- [Your instructions]:
For the data below, work out how many lines include the string "subject" and report only the number.

- [Listing]:
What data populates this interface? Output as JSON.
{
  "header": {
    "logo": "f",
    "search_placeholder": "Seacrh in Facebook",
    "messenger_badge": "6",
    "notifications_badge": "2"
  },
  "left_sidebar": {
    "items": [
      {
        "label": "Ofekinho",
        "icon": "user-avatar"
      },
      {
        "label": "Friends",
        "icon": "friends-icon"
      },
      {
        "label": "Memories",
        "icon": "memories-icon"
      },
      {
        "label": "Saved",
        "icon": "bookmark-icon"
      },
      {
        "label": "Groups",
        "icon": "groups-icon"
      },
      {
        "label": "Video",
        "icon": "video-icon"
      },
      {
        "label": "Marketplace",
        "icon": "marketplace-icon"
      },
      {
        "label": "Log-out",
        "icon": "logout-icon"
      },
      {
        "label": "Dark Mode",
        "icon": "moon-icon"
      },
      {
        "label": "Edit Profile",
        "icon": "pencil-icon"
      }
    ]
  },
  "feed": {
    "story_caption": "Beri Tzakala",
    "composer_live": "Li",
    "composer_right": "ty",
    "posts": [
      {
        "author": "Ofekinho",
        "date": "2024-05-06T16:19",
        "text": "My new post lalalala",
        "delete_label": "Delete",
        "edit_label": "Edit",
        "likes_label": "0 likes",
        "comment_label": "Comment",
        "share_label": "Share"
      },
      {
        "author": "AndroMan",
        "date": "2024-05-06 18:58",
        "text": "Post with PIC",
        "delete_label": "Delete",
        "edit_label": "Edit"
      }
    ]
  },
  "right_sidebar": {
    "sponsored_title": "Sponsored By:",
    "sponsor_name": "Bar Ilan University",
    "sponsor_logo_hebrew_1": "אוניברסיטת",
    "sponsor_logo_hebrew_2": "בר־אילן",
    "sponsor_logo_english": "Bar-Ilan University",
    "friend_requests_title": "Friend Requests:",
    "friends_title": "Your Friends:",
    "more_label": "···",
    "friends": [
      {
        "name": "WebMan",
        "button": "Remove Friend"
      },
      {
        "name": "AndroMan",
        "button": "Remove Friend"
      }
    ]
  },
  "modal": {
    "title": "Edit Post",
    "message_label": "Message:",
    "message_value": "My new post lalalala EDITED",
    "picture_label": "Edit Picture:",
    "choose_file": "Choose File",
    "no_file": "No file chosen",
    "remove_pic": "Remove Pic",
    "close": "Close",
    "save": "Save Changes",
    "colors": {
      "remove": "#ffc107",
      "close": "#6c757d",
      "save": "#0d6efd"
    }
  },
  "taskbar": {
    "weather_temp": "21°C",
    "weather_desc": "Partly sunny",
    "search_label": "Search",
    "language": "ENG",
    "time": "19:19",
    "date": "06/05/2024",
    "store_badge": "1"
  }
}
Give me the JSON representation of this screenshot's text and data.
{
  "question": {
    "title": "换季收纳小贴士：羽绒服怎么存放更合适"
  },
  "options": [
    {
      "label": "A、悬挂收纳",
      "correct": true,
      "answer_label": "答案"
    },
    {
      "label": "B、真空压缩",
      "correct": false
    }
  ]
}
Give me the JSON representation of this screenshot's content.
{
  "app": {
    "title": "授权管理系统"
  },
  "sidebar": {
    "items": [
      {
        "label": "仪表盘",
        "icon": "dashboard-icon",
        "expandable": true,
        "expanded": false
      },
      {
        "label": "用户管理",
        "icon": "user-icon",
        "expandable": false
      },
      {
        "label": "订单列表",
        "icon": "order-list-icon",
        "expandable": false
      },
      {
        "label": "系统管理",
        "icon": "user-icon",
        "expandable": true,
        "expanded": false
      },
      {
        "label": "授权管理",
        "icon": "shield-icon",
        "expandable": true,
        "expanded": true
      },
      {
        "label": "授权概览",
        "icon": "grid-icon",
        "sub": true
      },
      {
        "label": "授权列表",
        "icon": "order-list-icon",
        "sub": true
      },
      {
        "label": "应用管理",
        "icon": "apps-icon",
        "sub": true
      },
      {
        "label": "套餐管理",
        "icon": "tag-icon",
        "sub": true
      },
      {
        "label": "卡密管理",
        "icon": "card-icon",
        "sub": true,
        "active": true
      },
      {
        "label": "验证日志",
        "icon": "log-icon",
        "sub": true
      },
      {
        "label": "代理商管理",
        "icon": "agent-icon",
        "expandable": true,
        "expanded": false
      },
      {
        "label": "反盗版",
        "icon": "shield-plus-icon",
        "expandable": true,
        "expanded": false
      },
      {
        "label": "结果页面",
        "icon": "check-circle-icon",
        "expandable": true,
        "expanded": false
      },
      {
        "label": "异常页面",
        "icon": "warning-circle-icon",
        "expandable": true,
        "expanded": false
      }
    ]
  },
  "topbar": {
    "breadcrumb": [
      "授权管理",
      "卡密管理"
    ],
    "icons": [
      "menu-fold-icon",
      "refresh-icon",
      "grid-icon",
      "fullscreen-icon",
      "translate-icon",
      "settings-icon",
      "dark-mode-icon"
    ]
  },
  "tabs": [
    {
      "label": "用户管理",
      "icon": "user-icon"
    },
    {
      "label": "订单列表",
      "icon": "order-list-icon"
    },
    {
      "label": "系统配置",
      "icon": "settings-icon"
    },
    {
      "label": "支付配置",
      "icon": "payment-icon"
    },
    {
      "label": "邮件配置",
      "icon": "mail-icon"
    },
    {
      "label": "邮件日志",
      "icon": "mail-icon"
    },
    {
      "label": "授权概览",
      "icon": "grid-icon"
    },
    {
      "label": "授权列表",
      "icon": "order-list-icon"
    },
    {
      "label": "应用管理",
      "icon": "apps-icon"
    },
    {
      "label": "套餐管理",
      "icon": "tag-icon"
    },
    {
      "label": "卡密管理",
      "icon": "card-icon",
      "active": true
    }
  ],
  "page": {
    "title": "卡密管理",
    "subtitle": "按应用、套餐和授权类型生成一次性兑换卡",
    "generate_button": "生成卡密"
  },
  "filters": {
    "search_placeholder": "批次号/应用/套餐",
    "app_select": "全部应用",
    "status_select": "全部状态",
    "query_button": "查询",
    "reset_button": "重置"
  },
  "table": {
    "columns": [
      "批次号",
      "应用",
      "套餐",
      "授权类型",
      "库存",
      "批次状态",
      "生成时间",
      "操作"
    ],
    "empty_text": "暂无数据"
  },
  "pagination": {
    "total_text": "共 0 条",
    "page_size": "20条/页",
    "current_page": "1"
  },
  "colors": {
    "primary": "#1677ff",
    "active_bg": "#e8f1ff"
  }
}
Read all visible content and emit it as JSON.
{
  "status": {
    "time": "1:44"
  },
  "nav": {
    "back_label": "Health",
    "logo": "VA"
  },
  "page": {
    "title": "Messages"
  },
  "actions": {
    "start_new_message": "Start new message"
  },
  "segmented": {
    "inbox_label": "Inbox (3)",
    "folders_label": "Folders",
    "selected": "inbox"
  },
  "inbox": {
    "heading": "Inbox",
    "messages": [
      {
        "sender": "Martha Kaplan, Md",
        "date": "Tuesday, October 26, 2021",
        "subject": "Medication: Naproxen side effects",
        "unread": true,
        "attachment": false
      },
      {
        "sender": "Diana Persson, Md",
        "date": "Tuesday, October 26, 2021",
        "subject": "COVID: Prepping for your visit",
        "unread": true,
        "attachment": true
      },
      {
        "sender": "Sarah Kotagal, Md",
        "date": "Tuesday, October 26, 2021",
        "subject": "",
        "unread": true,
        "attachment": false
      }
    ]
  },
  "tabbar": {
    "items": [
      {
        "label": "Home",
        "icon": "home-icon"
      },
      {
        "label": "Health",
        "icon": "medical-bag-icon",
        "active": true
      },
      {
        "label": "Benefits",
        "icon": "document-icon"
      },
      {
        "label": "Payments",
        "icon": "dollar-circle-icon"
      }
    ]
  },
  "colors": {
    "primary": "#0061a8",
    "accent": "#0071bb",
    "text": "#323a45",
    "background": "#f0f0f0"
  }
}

- [Answer in full]:
3